___ Recorded information

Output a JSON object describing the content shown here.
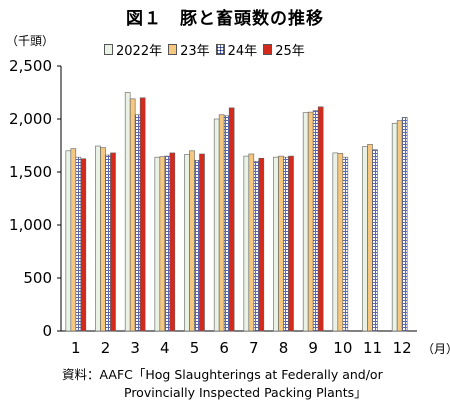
{
  "page": {
    "title": "図１　豚と畜頭数の推移",
    "unit_label": "（千頭）",
    "x_unit_label": "（月）",
    "source_line1": "資料：AAFC「Hog Slaughterings at Federally and/or",
    "source_line2": "Provincially Inspected Packing Plants」"
  },
  "chart_data": {
    "type": "bar",
    "categories": [
      "1",
      "2",
      "3",
      "4",
      "5",
      "6",
      "7",
      "8",
      "9",
      "10",
      "11",
      "12"
    ],
    "series": [
      {
        "name": "2022年",
        "color": "#e9f2e4",
        "pattern": "none",
        "values": [
          1700,
          1745,
          2250,
          1640,
          1665,
          2000,
          1650,
          1640,
          2060,
          1680,
          1740,
          1960
        ]
      },
      {
        "name": "23年",
        "color": "#f6c77e",
        "pattern": "none",
        "values": [
          1720,
          1730,
          2190,
          1645,
          1700,
          2040,
          1670,
          1650,
          2065,
          1675,
          1760,
          1985
        ]
      },
      {
        "name": "24年",
        "color": "#8ea0d6",
        "pattern": "grid",
        "values": [
          1640,
          1660,
          2040,
          1650,
          1610,
          2030,
          1600,
          1640,
          2080,
          1640,
          1710,
          2015
        ]
      },
      {
        "name": "25年",
        "color": "#d42a1c",
        "pattern": "none",
        "values": [
          1625,
          1680,
          2200,
          1680,
          1670,
          2105,
          1630,
          1650,
          2115,
          null,
          null,
          null
        ]
      }
    ],
    "y_ticks": [
      "0",
      "500",
      "1,000",
      "1,500",
      "2,000",
      "2,500"
    ],
    "ylim": [
      0,
      2500
    ],
    "grid": false,
    "legend_position": "top"
  }
}
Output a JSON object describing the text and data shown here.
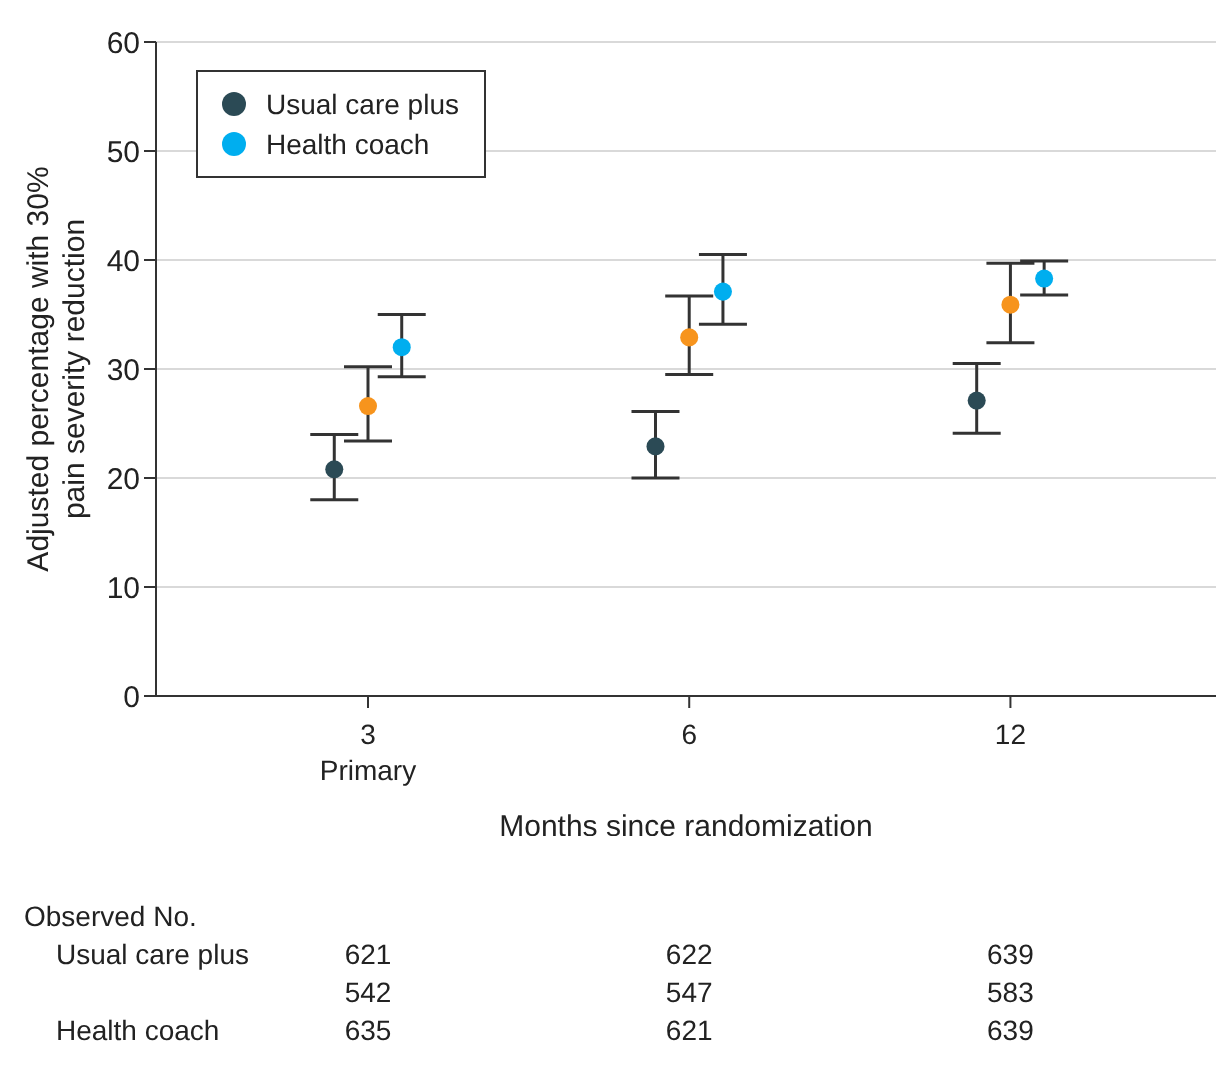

______

Task to carry out: How many lines in these entries contain the string "object"? State the number and nothing more.

Correct result: 2